= Text excerpt =
Page tree

 

Contents:


This install process applies to installing  Trifacta® Wrangler Enterprise on an AWS infrastructure that you manage. 

AWS Marketplace deployments:

NOTE: Content in this section does not apply to deployments from the AWS Marketplace. For more information on installing from the Marketplace, see the AWS Marketplace listing.


Scenario Description

NOTE: All hardware in use for supporting the platform is maintained within your enterprise infrastructure on AWS.

  • Installation of  Trifacta Wrangler Enterprise on an EC2 server in AWS
  • Installation of Trifacta databases on AWS
  • Integration with a supported EMR cluster.
  • Base storage layer and backend datastore of S3

For more information on deployment scenarios, see Supported Deployment Scenarios for AWS.

Limitations

Deployment Limitations

The following limitations apply to installations of  Trifacta Wrangler Enterprise on AWS:

  • No support for high availability and failover
  • Job cancellation is not supported on EMR.
  • When publishing single files to S3, you cannot apply an append publishing action.
  • The following limitations apply to EMR integration only:
    • No support for Hive integration
    • No support for secure impersonation or Kerberos

Product Limitations

For general limitations of  Trifacta Wrangler Enterprise, see Product Limitations in the Planning Guide.

Pre-requisites

Please acquire the following assets:

  • Install Package: Acquire the installation package for your operating system.

= Extracted information =
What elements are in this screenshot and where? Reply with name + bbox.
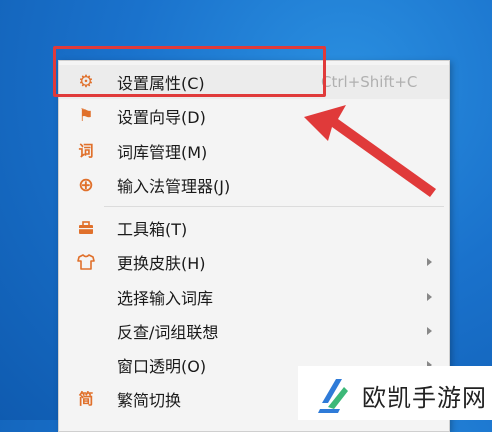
- traditional-simplified-icon: 简: [78, 389, 94, 408]
- menu-separator: [104, 206, 444, 207]
- menu-item-toolbox[interactable]: 工具箱(T): [59, 211, 449, 245]
- menu-item-label: 设置向导(D): [117, 108, 206, 127]
- highlight-box: [53, 46, 326, 97]
- submenu-arrow-icon: [427, 258, 432, 266]
- watermark-logo-icon: [318, 379, 348, 413]
- menu-item-label: 输入法管理器(J): [117, 177, 231, 196]
- menu-item-label: 更换皮肤(H): [117, 254, 206, 273]
- grid-circle-icon: ⊕: [78, 173, 94, 196]
- menu-item-select-dictionary[interactable]: 选择输入词库: [59, 280, 449, 314]
- toolbox-icon: [76, 218, 96, 238]
- menu-item-reverse-lookup[interactable]: 反查/词组联想: [59, 314, 449, 348]
- menu-item-label: 繁简切换: [117, 391, 182, 410]
- submenu-arrow-icon: [427, 293, 432, 301]
- menu-item-label: 反查/词组联想: [117, 323, 219, 342]
- menu-item-label: 工具箱(T): [117, 220, 188, 239]
- word-icon: 词: [78, 141, 94, 160]
- shirt-icon: [76, 252, 96, 272]
- shortcut-text: Ctrl+Shift+C: [321, 73, 418, 91]
- menu-item-label: 选择输入词库: [117, 289, 214, 308]
- flag-icon: ⚑: [78, 105, 94, 126]
- menu-item-label: 词库管理(M): [117, 143, 208, 162]
- menu-item-label: 窗口透明(O): [117, 357, 207, 376]
- pointer-arrow-icon: [304, 105, 436, 197]
- submenu-arrow-icon: [427, 327, 432, 335]
- watermark-text: 欧凯手游网: [362, 384, 487, 412]
- menu-item-change-skin[interactable]: 更换皮肤(H): [59, 245, 449, 279]
- watermark: 欧凯手游网: [298, 366, 492, 420]
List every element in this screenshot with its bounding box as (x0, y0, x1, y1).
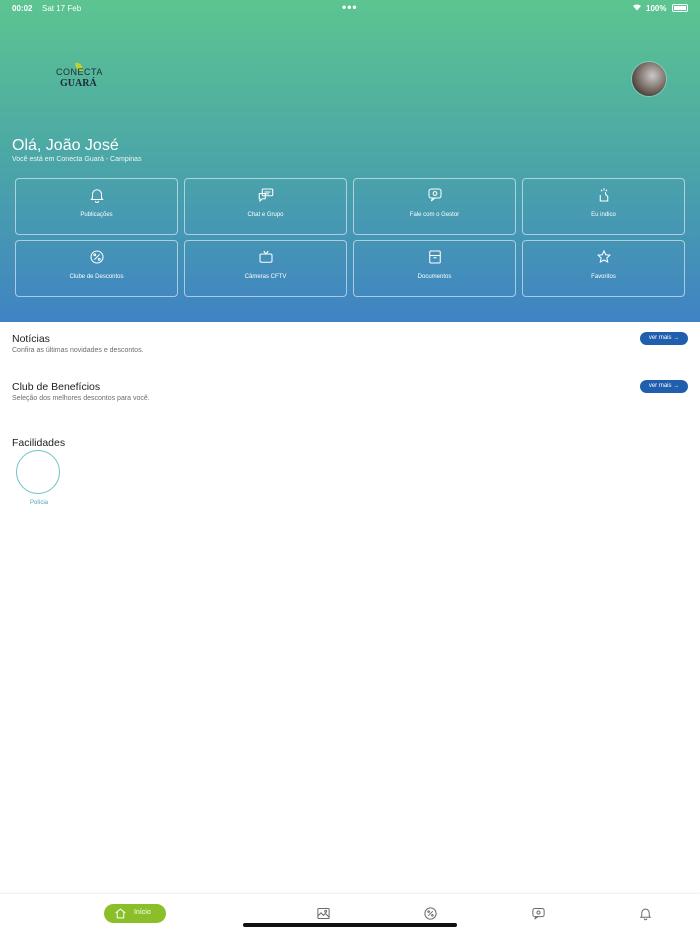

= Your instructions =
Can you retype everything in the AWS installation text from "NOTE: All hardware" down to "supported EMR cluster.", word for word?

= Answer to this exercise =
NOTE: All hardware in use for supporting the platform is maintained within your enterprise infrastructure on AWS.

  • Installation of  Trifacta Wrangler Enterprise on an EC2 server in AWS
  • Installation of Trifacta databases on AWS
  • Integration with a supported EMR cluster.